Figure data in JSON:
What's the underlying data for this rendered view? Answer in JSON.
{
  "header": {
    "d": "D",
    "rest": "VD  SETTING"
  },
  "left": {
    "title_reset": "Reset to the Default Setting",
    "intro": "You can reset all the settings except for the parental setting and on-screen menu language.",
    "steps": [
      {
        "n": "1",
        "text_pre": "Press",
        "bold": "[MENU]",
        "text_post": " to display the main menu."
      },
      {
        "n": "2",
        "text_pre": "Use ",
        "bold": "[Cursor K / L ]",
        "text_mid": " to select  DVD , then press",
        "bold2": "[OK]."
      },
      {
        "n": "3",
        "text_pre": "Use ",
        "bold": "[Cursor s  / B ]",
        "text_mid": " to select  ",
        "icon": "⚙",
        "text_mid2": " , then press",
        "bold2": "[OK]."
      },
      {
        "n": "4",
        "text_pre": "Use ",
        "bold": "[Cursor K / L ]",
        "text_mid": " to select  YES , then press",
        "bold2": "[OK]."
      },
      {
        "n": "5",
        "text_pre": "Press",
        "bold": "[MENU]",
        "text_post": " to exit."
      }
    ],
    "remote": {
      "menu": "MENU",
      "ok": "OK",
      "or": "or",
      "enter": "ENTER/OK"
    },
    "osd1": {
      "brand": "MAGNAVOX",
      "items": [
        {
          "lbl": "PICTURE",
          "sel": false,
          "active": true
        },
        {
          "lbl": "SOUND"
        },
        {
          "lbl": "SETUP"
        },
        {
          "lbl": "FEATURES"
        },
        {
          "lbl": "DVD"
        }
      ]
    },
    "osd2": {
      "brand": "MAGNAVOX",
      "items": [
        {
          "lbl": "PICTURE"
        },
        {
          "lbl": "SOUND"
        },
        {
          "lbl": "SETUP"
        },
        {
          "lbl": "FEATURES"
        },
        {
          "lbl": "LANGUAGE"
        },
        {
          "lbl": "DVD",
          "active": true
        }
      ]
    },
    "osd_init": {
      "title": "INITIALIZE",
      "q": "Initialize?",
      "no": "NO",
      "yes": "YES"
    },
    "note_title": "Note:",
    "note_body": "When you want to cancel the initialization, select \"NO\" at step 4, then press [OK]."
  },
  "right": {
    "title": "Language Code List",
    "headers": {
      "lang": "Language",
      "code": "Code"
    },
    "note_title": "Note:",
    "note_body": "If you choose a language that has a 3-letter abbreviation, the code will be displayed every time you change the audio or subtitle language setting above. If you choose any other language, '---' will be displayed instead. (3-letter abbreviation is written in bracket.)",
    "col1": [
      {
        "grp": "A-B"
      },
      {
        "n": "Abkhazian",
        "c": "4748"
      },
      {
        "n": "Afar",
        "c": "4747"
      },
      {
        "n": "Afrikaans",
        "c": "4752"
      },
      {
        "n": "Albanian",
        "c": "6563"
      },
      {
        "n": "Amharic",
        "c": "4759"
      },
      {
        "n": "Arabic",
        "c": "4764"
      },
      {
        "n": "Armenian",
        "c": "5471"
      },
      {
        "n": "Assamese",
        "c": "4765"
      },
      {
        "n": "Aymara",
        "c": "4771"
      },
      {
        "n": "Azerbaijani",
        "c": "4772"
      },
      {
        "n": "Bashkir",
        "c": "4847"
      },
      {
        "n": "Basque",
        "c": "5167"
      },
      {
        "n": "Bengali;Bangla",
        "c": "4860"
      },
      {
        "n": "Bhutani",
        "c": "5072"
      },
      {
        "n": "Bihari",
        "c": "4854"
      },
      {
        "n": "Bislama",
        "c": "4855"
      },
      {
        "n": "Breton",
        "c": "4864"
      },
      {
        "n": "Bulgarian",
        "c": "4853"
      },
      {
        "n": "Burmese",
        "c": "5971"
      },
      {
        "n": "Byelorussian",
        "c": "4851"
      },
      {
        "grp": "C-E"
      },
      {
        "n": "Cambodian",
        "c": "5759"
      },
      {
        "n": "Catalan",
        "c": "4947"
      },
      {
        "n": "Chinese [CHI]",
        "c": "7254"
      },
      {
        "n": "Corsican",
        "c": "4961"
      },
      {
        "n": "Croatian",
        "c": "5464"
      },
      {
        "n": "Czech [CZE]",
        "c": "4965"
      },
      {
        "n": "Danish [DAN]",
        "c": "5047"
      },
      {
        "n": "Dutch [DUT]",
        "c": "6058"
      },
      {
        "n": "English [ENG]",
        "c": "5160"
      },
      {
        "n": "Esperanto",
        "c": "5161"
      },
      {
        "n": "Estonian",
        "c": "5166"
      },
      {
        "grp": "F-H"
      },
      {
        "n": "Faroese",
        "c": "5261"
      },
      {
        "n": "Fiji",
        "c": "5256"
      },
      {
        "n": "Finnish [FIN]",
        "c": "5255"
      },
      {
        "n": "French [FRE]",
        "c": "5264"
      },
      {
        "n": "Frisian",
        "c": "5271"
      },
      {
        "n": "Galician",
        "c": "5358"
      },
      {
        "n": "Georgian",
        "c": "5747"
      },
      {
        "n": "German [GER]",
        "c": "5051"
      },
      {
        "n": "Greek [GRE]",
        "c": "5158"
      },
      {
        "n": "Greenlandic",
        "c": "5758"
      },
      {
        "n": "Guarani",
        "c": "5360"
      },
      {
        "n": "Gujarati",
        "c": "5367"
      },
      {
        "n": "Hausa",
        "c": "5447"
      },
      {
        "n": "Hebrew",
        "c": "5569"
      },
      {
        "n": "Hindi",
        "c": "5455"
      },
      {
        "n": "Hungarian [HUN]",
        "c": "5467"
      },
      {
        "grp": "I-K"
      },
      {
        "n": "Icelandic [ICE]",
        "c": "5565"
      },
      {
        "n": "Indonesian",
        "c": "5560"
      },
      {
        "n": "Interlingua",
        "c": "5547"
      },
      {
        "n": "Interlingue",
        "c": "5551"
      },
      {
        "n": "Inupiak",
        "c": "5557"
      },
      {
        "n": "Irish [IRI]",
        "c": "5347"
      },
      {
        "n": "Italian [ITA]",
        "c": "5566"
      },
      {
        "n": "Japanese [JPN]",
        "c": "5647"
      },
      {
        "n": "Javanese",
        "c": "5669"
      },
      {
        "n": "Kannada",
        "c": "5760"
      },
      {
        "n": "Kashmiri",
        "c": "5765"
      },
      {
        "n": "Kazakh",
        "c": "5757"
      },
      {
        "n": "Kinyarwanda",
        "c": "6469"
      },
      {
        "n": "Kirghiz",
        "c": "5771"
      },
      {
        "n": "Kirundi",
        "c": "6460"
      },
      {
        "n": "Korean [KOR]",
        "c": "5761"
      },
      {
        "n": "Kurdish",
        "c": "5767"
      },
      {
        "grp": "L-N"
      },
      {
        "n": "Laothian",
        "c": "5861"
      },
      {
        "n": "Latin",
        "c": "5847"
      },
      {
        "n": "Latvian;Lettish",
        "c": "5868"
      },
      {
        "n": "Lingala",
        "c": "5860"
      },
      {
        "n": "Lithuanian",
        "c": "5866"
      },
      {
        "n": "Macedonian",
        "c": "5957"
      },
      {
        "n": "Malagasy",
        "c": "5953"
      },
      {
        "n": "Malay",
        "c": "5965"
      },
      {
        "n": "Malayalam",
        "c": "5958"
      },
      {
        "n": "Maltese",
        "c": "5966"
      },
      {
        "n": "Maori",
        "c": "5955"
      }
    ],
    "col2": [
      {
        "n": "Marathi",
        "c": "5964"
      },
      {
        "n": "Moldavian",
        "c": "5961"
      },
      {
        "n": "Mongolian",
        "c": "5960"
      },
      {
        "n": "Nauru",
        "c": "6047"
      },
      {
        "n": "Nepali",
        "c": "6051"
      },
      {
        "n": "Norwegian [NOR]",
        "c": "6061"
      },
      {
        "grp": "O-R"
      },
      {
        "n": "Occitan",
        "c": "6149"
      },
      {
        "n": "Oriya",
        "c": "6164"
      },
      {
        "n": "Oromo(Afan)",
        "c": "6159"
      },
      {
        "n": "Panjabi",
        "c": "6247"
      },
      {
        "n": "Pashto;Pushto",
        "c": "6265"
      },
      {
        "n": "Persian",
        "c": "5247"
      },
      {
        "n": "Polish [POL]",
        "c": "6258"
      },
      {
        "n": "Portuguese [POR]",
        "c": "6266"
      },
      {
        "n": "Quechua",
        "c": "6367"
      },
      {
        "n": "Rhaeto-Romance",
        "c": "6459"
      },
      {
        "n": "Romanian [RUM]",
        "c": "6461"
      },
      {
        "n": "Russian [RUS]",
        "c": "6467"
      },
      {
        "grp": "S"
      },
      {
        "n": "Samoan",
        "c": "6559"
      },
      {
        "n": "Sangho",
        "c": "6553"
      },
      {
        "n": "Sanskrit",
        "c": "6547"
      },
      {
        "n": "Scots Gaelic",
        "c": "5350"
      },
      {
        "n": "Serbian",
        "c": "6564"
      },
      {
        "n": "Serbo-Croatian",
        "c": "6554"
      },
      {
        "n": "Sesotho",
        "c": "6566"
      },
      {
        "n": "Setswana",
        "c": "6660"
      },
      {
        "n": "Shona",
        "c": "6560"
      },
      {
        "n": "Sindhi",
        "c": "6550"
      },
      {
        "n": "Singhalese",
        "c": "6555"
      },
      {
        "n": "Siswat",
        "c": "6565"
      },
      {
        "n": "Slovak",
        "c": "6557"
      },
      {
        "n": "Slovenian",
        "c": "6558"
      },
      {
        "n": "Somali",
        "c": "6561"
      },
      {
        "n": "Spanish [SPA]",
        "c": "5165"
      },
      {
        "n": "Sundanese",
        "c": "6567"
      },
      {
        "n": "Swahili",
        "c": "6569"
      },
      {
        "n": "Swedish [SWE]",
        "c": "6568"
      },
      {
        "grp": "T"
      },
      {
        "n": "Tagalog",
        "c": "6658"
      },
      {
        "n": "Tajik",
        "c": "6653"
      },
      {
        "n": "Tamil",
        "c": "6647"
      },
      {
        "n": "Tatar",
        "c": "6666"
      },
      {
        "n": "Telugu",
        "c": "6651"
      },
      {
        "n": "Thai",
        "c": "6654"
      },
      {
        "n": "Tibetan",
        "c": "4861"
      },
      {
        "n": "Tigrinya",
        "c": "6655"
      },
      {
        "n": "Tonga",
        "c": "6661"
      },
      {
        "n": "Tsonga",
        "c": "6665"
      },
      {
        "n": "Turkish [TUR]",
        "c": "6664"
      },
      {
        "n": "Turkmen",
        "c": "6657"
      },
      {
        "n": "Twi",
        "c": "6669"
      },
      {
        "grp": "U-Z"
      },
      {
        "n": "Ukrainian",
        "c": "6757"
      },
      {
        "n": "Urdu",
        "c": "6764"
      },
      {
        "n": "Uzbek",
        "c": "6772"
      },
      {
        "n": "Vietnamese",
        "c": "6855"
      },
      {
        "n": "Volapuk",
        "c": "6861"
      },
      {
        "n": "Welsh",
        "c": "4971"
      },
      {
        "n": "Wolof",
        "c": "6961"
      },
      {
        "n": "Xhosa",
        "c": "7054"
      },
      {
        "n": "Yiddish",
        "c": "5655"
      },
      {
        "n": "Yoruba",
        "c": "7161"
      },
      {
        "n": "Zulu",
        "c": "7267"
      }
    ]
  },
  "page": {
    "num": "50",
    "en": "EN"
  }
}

• WHAT YOU SHOULD DO: Gather each line from the entries above that includes the word "select".

• REPLY:
        "text_mid": " to select  DVD , then press",
        "text_mid": " to select  ",
        "text_mid": " to select  YES , then press",
    "note_body": "When you want to cancel the initialization, select \"NO\" at step 4, then press [OK]."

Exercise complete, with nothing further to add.